■ **Exercise requirements**: Without the images, print all the entries below exactly as given.

[Entries taken from a collection]
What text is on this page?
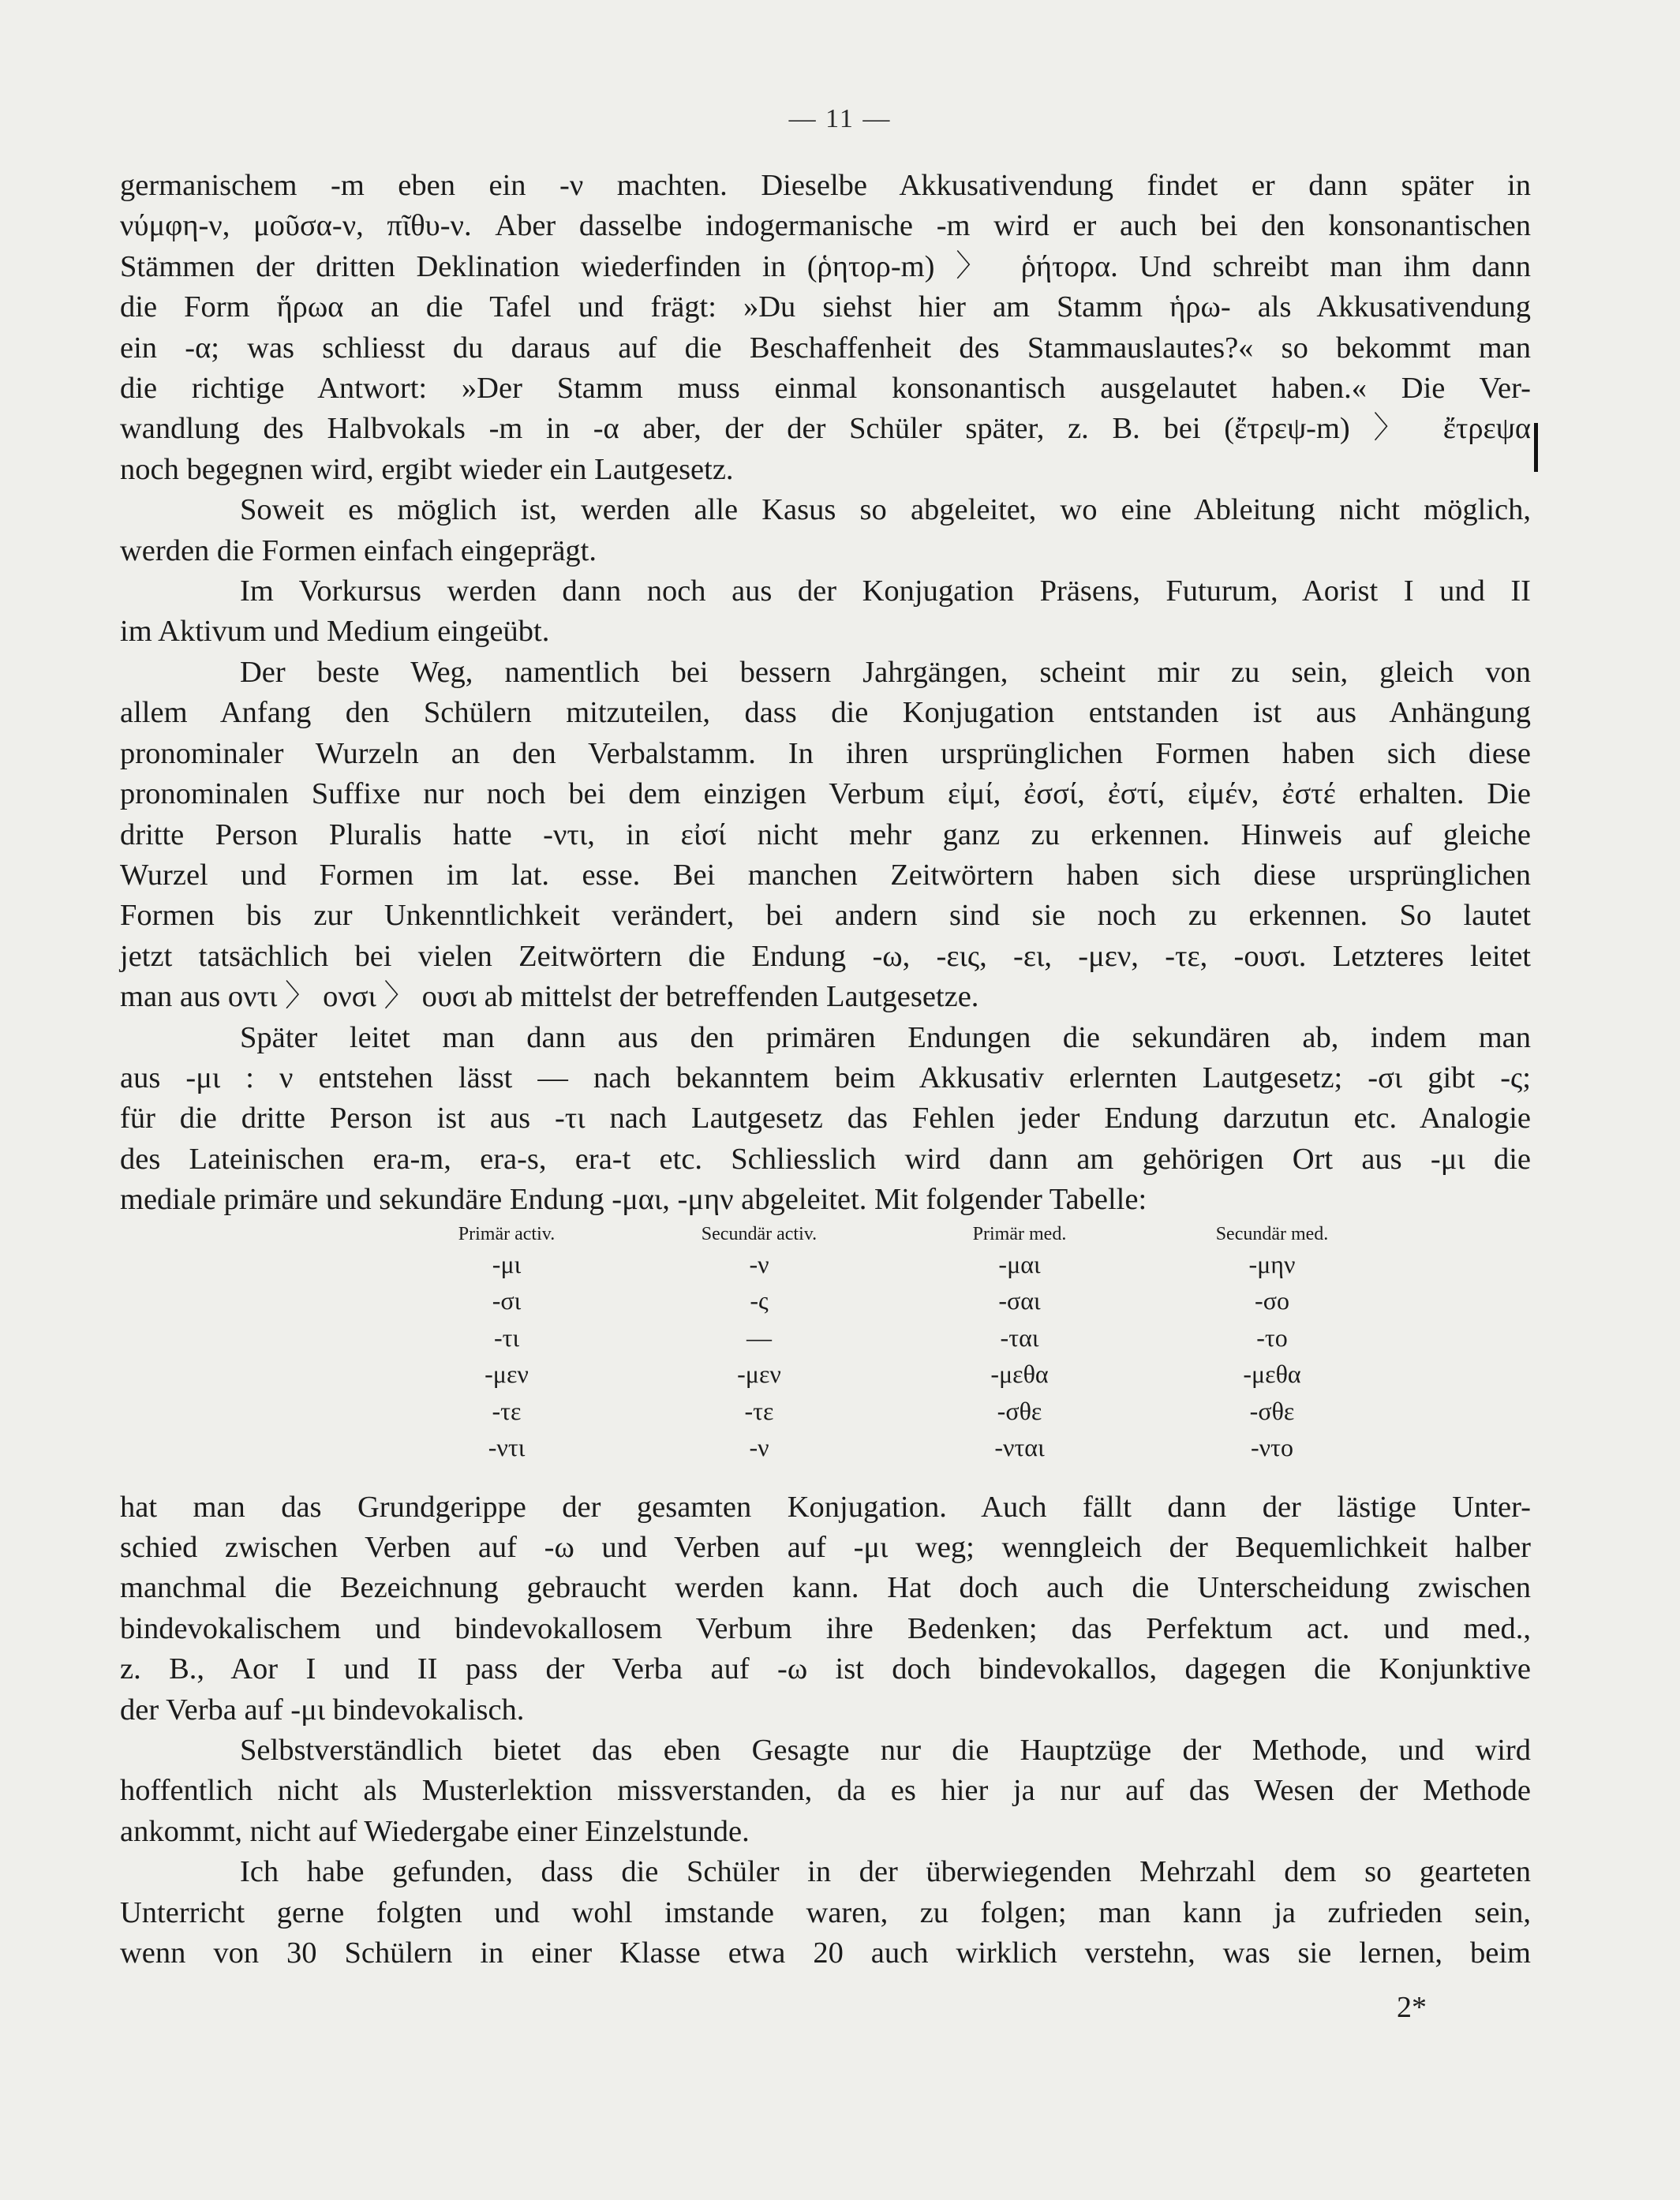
— 11 —
germanischem -m eben ein -ν machten. Dieselbe Akkusativendung findet er dann später in
νύμφη-ν, μοῦσα-ν, πῖθυ-ν. Aber dasselbe indogermanische -m wird er auch bei den konsonantischen
Stämmen der dritten Deklination wiederfinden in (ῥητορ-m) 〉 ῥήτορα. Und schreibt man ihm dann
die Form ἥρωα an die Tafel und frägt: »Du siehst hier am Stamm ἡρω- als Akkusativendung
ein -α; was schliesst du daraus auf die Beschaffenheit des Stammauslautes?« so bekommt man
die richtige Antwort: »Der Stamm muss einmal konsonantisch ausgelautet haben.« Die Ver-
wandlung des Halbvokals -m in -α aber, der der Schüler später, z. B. bei (ἔτρεψ-m) 〉 ἔτρεψα
noch begegnen wird, ergibt wieder ein Lautgesetz.
Soweit es möglich ist, werden alle Kasus so abgeleitet, wo eine Ableitung nicht möglich,
werden die Formen einfach eingeprägt.
Im Vorkursus werden dann noch aus der Konjugation Präsens, Futurum, Aorist I und II
im Aktivum und Medium eingeübt.
Der beste Weg, namentlich bei bessern Jahrgängen, scheint mir zu sein, gleich von
allem Anfang den Schülern mitzuteilen, dass die Konjugation entstanden ist aus Anhängung
pronominaler Wurzeln an den Verbalstamm. In ihren ursprünglichen Formen haben sich diese
pronominalen Suffixe nur noch bei dem einzigen Verbum εἰμί, ἐσσί, ἐστί, εἰμέν, ἐστέ erhalten. Die
dritte Person Pluralis hatte -ντι, in εἰσί nicht mehr ganz zu erkennen. Hinweis auf gleiche
Wurzel und Formen im lat. esse. Bei manchen Zeitwörtern haben sich diese ursprünglichen
Formen bis zur Unkenntlichkeit verändert, bei andern sind sie noch zu erkennen. So lautet
jetzt tatsächlich bei vielen Zeitwörtern die Endung -ω, -εις, -ει, -μεν, -τε, -ουσι. Letzteres leitet
man aus οντι 〉 ονσι 〉 ουσι ab mittelst der betreffenden Lautgesetze.
Später leitet man dann aus den primären Endungen die sekundären ab, indem man
aus -μι : ν entstehen lässt — nach bekanntem beim Akkusativ erlernten Lautgesetz; -σι gibt -ς;
für die dritte Person ist aus -τι nach Lautgesetz das Fehlen jeder Endung darzutun etc. Analogie
des Lateinischen era-m, era-s, era-t etc. Schliesslich wird dann am gehörigen Ort aus -μι die
mediale primäre und sekundäre Endung -μαι, -μην abgeleitet. Mit folgender Tabelle:
Primär activ.
-μι
-σι
-τι
-μεν
-τε
-ντι
Secundär activ.
-ν
-ς
—
-μεν
-τε
-ν
Primär med.
-μαι
-σαι
-ται
-μεθα
-σθε
-νται
Secundär med.
-μην
-σο
-το
-μεθα
-σθε
-ντο
hat man das Grundgerippe der gesamten Konjugation. Auch fällt dann der lästige Unter-
schied zwischen Verben auf -ω und Verben auf -μι weg; wenngleich der Bequemlichkeit halber
manchmal die Bezeichnung gebraucht werden kann. Hat doch auch die Unterscheidung zwischen
bindevokalischem und bindevokallosem Verbum ihre Bedenken; das Perfektum act. und med.,
z. B., Aor I und II pass der Verba auf -ω ist doch bindevokallos, dagegen die Konjunktive
der Verba auf -μι bindevokalisch.
Selbstverständlich bietet das eben Gesagte nur die Hauptzüge der Methode, und wird
hoffentlich nicht als Musterlektion missverstanden, da es hier ja nur auf das Wesen der Methode
ankommt, nicht auf Wiedergabe einer Einzelstunde.
Ich habe gefunden, dass die Schüler in der überwiegenden Mehrzahl dem so gearteten
Unterricht gerne folgten und wohl imstande waren, zu folgen; man kann ja zufrieden sein,
wenn von 30 Schülern in einer Klasse etwa 20 auch wirklich verstehn, was sie lernen, beim
2*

■ **Task output**:
What text is on this page?
— 11 —
germanischem -m eben ein -ν machten. Dieselbe Akkusativendung findet er dann später in
νύμφη-ν, μοῦσα-ν, πῖθυ-ν. Aber dasselbe indogermanische -m wird er auch bei den konsonantischen
Stämmen der dritten Deklination wiederfinden in (ῥητορ-m) 〉 ῥήτορα. Und schreibt man ihm dann
die Form ἥρωα an die Tafel und frägt: »Du siehst hier am Stamm ἡρω- als Akkusativendung
ein -α; was schliesst du daraus auf die Beschaffenheit des Stammauslautes?« so bekommt man
die richtige Antwort: »Der Stamm muss einmal konsonantisch ausgelautet haben.« Die Ver-
wandlung des Halbvokals -m in -α aber, der der Schüler später, z. B. bei (ἔτρεψ-m) 〉 ἔτρεψα
noch begegnen wird, ergibt wieder ein Lautgesetz.
Soweit es möglich ist, werden alle Kasus so abgeleitet, wo eine Ableitung nicht möglich,
werden die Formen einfach eingeprägt.
Im Vorkursus werden dann noch aus der Konjugation Präsens, Futurum, Aorist I und II
im Aktivum und Medium eingeübt.
Der beste Weg, namentlich bei bessern Jahrgängen, scheint mir zu sein, gleich von
allem Anfang den Schülern mitzuteilen, dass die Konjugation entstanden ist aus Anhängung
pronominaler Wurzeln an den Verbalstamm. In ihren ursprünglichen Formen haben sich diese
pronominalen Suffixe nur noch bei dem einzigen Verbum εἰμί, ἐσσί, ἐστί, εἰμέν, ἐστέ erhalten. Die
dritte Person Pluralis hatte -ντι, in εἰσί nicht mehr ganz zu erkennen. Hinweis auf gleiche
Wurzel und Formen im lat. esse. Bei manchen Zeitwörtern haben sich diese ursprünglichen
Formen bis zur Unkenntlichkeit verändert, bei andern sind sie noch zu erkennen. So lautet
jetzt tatsächlich bei vielen Zeitwörtern die Endung -ω, -εις, -ει, -μεν, -τε, -ουσι. Letzteres leitet
man aus οντι 〉 ονσι 〉 ουσι ab mittelst der betreffenden Lautgesetze.
Später leitet man dann aus den primären Endungen die sekundären ab, indem man
aus -μι : ν entstehen lässt — nach bekanntem beim Akkusativ erlernten Lautgesetz; -σι gibt -ς;
für die dritte Person ist aus -τι nach Lautgesetz das Fehlen jeder Endung darzutun etc. Analogie
des Lateinischen era-m, era-s, era-t etc. Schliesslich wird dann am gehörigen Ort aus -μι die
mediale primäre und sekundäre Endung -μαι, -μην abgeleitet. Mit folgender Tabelle:
Primär activ.
-μι
-σι
-τι
-μεν
-τε
-ντι
Secundär activ.
-ν
-ς
—
-μεν
-τε
-ν
Primär med.
-μαι
-σαι
-ται
-μεθα
-σθε
-νται
Secundär med.
-μην
-σο
-το
-μεθα
-σθε
-ντο
hat man das Grundgerippe der gesamten Konjugation. Auch fällt dann der lästige Unter-
schied zwischen Verben auf -ω und Verben auf -μι weg; wenngleich der Bequemlichkeit halber
manchmal die Bezeichnung gebraucht werden kann. Hat doch auch die Unterscheidung zwischen
bindevokalischem und bindevokallosem Verbum ihre Bedenken; das Perfektum act. und med.,
z. B., Aor I und II pass der Verba auf -ω ist doch bindevokallos, dagegen die Konjunktive
der Verba auf -μι bindevokalisch.
Selbstverständlich bietet das eben Gesagte nur die Hauptzüge der Methode, und wird
hoffentlich nicht als Musterlektion missverstanden, da es hier ja nur auf das Wesen der Methode
ankommt, nicht auf Wiedergabe einer Einzelstunde.
Ich habe gefunden, dass die Schüler in der überwiegenden Mehrzahl dem so gearteten
Unterricht gerne folgten und wohl imstande waren, zu folgen; man kann ja zufrieden sein,
wenn von 30 Schülern in einer Klasse etwa 20 auch wirklich verstehn, was sie lernen, beim
2*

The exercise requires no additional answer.